Short task | Type the records out again in full, exactly.

Excerpted records |

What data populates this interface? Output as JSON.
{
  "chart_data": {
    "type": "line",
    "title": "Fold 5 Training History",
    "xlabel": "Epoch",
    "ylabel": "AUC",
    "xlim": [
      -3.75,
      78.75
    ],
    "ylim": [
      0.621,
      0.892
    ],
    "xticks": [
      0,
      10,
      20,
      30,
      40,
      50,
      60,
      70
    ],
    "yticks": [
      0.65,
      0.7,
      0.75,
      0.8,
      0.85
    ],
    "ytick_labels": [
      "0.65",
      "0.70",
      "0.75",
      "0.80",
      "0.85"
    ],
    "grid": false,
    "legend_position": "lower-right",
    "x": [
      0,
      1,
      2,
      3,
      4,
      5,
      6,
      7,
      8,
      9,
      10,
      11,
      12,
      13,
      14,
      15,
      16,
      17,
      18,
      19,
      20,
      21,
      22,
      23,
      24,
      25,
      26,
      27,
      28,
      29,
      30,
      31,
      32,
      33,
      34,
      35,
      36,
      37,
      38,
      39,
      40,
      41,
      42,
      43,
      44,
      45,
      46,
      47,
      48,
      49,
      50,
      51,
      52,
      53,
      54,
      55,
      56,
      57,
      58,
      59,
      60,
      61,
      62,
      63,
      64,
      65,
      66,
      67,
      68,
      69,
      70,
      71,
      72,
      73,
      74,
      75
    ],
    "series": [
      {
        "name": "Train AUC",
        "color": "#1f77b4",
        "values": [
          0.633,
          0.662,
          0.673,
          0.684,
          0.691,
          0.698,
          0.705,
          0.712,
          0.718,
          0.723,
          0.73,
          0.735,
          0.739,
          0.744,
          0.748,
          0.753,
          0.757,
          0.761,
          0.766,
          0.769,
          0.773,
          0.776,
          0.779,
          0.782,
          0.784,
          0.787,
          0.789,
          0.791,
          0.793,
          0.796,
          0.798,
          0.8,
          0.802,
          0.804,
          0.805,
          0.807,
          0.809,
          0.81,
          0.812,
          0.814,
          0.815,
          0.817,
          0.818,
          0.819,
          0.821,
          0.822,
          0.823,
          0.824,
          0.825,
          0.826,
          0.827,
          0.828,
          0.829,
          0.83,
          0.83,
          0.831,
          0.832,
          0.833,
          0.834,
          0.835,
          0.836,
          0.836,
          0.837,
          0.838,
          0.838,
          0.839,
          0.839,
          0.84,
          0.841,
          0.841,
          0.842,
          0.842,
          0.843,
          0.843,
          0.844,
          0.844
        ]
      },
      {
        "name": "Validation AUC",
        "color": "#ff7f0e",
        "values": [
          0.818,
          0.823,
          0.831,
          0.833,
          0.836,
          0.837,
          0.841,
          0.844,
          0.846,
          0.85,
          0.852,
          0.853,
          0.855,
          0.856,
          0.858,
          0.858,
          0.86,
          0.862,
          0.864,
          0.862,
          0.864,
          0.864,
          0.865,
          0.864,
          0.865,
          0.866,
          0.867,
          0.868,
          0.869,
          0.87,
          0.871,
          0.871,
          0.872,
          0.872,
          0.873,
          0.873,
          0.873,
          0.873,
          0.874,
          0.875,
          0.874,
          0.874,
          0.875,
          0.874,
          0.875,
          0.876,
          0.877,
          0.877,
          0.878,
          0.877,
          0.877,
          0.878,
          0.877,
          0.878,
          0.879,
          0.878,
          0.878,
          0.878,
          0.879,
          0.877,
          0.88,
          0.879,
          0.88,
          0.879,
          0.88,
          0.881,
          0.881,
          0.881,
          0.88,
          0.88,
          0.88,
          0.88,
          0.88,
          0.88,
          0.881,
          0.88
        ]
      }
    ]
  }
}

The answer |
What data populates this interface? Output as JSON.
{
  "chart_data": {
    "type": "line",
    "title": "Fold 5 Training History",
    "xlabel": "Epoch",
    "ylabel": "AUC",
    "xlim": [
      -3.75,
      78.75
    ],
    "ylim": [
      0.621,
      0.892
    ],
    "xticks": [
      0,
      10,
      20,
      30,
      40,
      50,
      60,
      70
    ],
    "yticks": [
      0.65,
      0.7,
      0.75,
      0.8,
      0.85
    ],
    "ytick_labels": [
      "0.65",
      "0.70",
      "0.75",
      "0.80",
      "0.85"
    ],
    "grid": false,
    "legend_position": "lower-right",
    "x": [
      0,
      1,
      2,
      3,
      4,
      5,
      6,
      7,
      8,
      9,
      10,
      11,
      12,
      13,
      14,
      15,
      16,
      17,
      18,
      19,
      20,
      21,
      22,
      23,
      24,
      25,
      26,
      27,
      28,
      29,
      30,
      31,
      32,
      33,
      34,
      35,
      36,
      37,
      38,
      39,
      40,
      41,
      42,
      43,
      44,
      45,
      46,
      47,
      48,
      49,
      50,
      51,
      52,
      53,
      54,
      55,
      56,
      57,
      58,
      59,
      60,
      61,
      62,
      63,
      64,
      65,
      66,
      67,
      68,
      69,
      70,
      71,
      72,
      73,
      74,
      75
    ],
    "series": [
      {
        "name": "Train AUC",
        "color": "#1f77b4",
        "values": [
          0.633,
          0.662,
          0.673,
          0.684,
          0.691,
          0.698,
          0.705,
          0.712,
          0.718,
          0.723,
          0.73,
          0.735,
          0.739,
          0.744,
          0.748,
          0.753,
          0.757,
          0.761,
          0.766,
          0.769,
          0.773,
          0.776,
          0.779,
          0.782,
          0.784,
          0.787,
          0.789,
          0.791,
          0.793,
          0.796,
          0.798,
          0.8,
          0.802,
          0.804,
          0.805,
          0.807,
          0.809,
          0.81,
          0.812,
          0.814,
          0.815,
          0.817,
          0.818,
          0.819,
          0.821,
          0.822,
          0.823,
          0.824,
          0.825,
          0.826,
          0.827,
          0.828,
          0.829,
          0.83,
          0.83,
          0.831,
          0.832,
          0.833,
          0.834,
          0.835,
          0.836,
          0.836,
          0.837,
          0.838,
          0.838,
          0.839,
          0.839,
          0.84,
          0.841,
          0.841,
          0.842,
          0.842,
          0.843,
          0.843,
          0.844,
          0.844
        ]
      },
      {
        "name": "Validation AUC",
        "color": "#ff7f0e",
        "values": [
          0.818,
          0.823,
          0.831,
          0.833,
          0.836,
          0.837,
          0.841,
          0.844,
          0.846,
          0.85,
          0.852,
          0.853,
          0.855,
          0.856,
          0.858,
          0.858,
          0.86,
          0.862,
          0.864,
          0.862,
          0.864,
          0.864,
          0.865,
          0.864,
          0.865,
          0.866,
          0.867,
          0.868,
          0.869,
          0.87,
          0.871,
          0.871,
          0.872,
          0.872,
          0.873,
          0.873,
          0.873,
          0.873,
          0.874,
          0.875,
          0.874,
          0.874,
          0.875,
          0.874,
          0.875,
          0.876,
          0.877,
          0.877,
          0.878,
          0.877,
          0.877,
          0.878,
          0.877,
          0.878,
          0.879,
          0.878,
          0.878,
          0.878,
          0.879,
          0.877,
          0.88,
          0.879,
          0.88,
          0.879,
          0.88,
          0.881,
          0.881,
          0.881,
          0.88,
          0.88,
          0.88,
          0.88,
          0.88,
          0.88,
          0.881,
          0.88
        ]
      }
    ]
  }
}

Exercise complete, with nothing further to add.